Extracted text:
** START **
8.3 Additional Conditions to the Obligations of EdtechX. The obligation of EdtechX to consummate and effect the Mergers shall be subject to the satisfaction as of the Closing Date of each of the following conditions, any of which may be waived, in writing, exclusively by EdtechX:

 

(a) Representations and Warranties. Each representation and warranty of the Company, Holdco and the Merger Subs contained in this Agreement that is (i) qualified as to “materiality” or “Material Adverse Effect” shall have been true and correct (A) as of the date of this Agreement and (B) subject to the provisions of Section 7.8, on and as of the Closing Date with the same force and effect as if made on the Closing Date and, (ii) not qualified as to “materiality” or “Material Adverse Effect” shall have been true and correct in all material respects correct (A) as of the date of this Agreement and (B) subject to the provisions of Section 7.8, on and as of the Closing Date with the same force and effect as if made on the Closing Date. EdtechX shall have received a certificate with respect to the foregoing signed on behalf of the Company, Holdco and the Merger Subs by an authorized officer of such parties (“Company Closing Certificate”).
** END **
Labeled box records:
** START **
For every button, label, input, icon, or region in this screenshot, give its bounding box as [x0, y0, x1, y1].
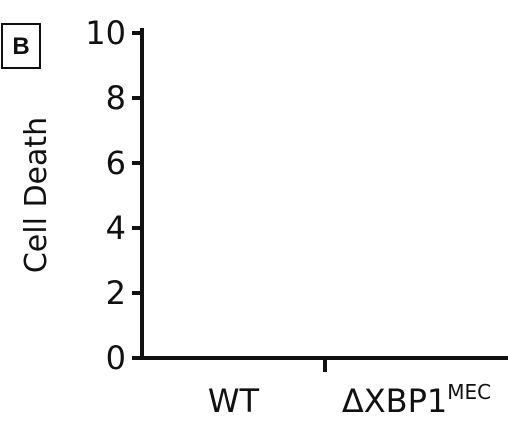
y-tick-label: 4 [106, 209, 126, 247]
x-tick-label-superscript: MEC [447, 380, 491, 404]
y-tick-label: 8 [106, 79, 126, 117]
y-tick-label: 2 [106, 274, 126, 312]
x-tick-label: WT [208, 382, 260, 420]
y-tick-label: 10 [85, 14, 126, 52]
x-tick-label-main: WT [208, 382, 260, 420]
panel-label-text: B [12, 33, 29, 60]
y-tick-label: 6 [106, 144, 126, 182]
x-ticks: WT ΔXBP1MEC [208, 358, 491, 420]
panel-label: B [1, 23, 41, 69]
y-tick-label: 0 [106, 339, 126, 377]
y-ticks: 0 2 4 6 8 10 [85, 14, 142, 377]
x-tick-label: ΔXBP1MEC [342, 380, 491, 420]
panel-label-box [1, 23, 41, 69]
x-tick-label-main: ΔXBP1 [342, 382, 447, 420]
y-axis-title: Cell Death [19, 117, 54, 273]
** END **
Problem 1: Summarize the merger agreement section in two sentences.
Problem 2: Return every line of the labeled box records word for word, leaving out the picture.

Task result 1: EdtechX's obligation to consummate and effect the Mergers depends on several conditions being satisfied as of the Closing Date, and only EdtechX may waive any of them, in writing. One condition is that the representations and warranties of the Company, Holdco and the Merger Subs were true and correct as of the date of the Agreement and, subject to Section 7.8, as of the Closing Date (in all material respects for those not qualified as to materiality), and that EdtechX received a Company Closing Certificate signed by an authorized officer.

Task result 2:
For every button, label, input, icon, or region in this screenshot, give its bounding box as [x0, y0, x1, y1].
y-tick-label: 4 [106, 209, 126, 247]
x-tick-label-superscript: MEC [447, 380, 491, 404]
y-tick-label: 8 [106, 79, 126, 117]
y-tick-label: 2 [106, 274, 126, 312]
x-tick-label: WT [208, 382, 260, 420]
y-tick-label: 10 [85, 14, 126, 52]
x-tick-label-main: WT [208, 382, 260, 420]
panel-label-text: B [12, 33, 29, 60]
y-tick-label: 6 [106, 144, 126, 182]
x-ticks: WT ΔXBP1MEC [208, 358, 491, 420]
panel-label: B [1, 23, 41, 69]
y-tick-label: 0 [106, 339, 126, 377]
y-ticks: 0 2 4 6 8 10 [85, 14, 142, 377]
x-tick-label: ΔXBP1MEC [342, 380, 491, 420]
panel-label-box [1, 23, 41, 69]
x-tick-label-main: ΔXBP1 [342, 382, 447, 420]
y-axis-title: Cell Death [19, 117, 54, 273]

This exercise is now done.